DESCRIPTION OF THE TASK:
Take every line that has the string "παιδὸς" and copy it out.

-------- DATASET EXTRACT

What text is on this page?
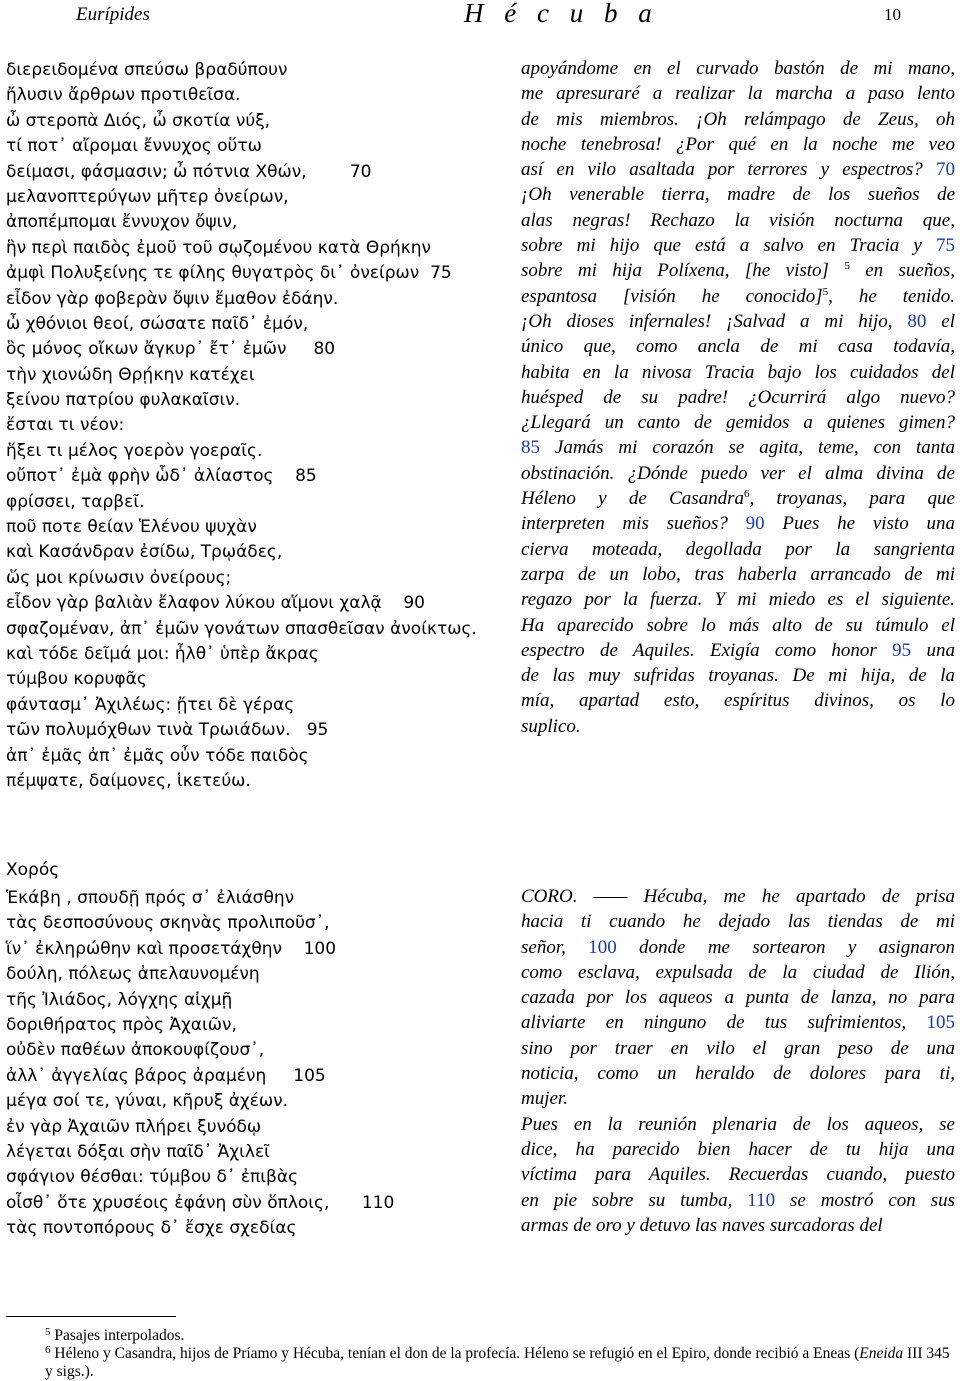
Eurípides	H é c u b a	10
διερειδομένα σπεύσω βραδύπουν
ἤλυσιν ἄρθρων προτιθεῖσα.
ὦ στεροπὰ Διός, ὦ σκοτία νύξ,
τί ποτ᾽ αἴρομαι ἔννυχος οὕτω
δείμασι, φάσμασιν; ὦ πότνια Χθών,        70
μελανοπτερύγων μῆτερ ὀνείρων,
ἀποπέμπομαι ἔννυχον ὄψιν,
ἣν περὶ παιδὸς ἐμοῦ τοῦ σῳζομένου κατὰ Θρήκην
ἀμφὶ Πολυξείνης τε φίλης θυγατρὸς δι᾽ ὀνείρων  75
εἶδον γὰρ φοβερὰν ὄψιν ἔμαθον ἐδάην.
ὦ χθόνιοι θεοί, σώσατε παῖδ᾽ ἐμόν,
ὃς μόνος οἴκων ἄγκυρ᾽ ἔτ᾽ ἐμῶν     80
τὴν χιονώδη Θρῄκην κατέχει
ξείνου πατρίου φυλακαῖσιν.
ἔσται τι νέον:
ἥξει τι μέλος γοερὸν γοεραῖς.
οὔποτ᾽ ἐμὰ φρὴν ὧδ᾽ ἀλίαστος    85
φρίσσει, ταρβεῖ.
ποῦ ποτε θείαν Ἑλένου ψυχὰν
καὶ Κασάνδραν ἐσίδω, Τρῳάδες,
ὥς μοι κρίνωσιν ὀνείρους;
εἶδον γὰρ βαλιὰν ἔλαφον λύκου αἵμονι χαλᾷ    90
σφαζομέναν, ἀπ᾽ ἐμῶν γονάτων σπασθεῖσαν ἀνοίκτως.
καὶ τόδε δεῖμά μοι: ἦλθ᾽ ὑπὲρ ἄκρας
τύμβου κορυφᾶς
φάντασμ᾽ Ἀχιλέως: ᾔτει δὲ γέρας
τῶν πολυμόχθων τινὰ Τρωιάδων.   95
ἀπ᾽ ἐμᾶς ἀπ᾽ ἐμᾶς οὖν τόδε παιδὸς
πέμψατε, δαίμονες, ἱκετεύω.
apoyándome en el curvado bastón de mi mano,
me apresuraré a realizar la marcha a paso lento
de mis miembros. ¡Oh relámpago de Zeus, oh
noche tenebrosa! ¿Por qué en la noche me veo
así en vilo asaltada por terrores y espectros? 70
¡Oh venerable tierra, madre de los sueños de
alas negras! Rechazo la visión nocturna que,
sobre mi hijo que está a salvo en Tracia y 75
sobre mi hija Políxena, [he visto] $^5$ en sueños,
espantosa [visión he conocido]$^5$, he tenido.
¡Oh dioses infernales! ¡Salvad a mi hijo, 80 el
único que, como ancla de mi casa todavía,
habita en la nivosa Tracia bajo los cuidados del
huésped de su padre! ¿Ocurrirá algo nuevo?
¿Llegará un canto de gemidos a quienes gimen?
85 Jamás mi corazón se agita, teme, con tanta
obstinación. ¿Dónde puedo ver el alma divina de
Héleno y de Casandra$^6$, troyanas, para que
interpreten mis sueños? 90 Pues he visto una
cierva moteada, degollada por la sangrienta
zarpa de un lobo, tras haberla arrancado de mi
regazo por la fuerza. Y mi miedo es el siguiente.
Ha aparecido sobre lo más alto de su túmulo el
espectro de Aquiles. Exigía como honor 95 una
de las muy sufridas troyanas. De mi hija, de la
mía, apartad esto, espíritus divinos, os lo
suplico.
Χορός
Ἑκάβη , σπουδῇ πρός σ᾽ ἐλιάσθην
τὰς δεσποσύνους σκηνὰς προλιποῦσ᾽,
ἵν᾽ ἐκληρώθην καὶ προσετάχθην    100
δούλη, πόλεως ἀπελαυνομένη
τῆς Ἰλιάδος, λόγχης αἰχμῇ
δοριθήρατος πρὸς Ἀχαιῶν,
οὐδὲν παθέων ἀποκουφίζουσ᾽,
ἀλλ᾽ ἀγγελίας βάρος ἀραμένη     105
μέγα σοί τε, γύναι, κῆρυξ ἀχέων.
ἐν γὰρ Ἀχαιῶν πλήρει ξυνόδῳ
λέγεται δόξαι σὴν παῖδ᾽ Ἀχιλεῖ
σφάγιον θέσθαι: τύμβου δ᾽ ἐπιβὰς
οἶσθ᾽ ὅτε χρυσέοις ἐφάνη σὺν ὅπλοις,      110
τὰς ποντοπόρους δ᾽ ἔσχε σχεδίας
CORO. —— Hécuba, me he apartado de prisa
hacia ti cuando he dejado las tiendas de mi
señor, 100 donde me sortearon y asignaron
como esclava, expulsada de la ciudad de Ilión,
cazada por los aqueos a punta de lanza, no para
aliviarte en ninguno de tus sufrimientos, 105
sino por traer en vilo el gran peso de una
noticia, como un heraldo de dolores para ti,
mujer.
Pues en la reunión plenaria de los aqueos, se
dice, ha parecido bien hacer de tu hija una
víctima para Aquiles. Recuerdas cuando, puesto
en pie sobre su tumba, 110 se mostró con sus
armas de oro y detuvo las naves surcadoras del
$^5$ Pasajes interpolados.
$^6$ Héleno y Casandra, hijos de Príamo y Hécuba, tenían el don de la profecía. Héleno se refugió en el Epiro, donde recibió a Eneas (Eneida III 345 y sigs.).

----------------

SOLUTION FOR THIS EXERCISE:
ἣν περὶ παιδὸς ἐμοῦ τοῦ σῳζομένου κατὰ Θρήκην
ἀπ᾽ ἐμᾶς ἀπ᾽ ἐμᾶς οὖν τόδε παιδὸς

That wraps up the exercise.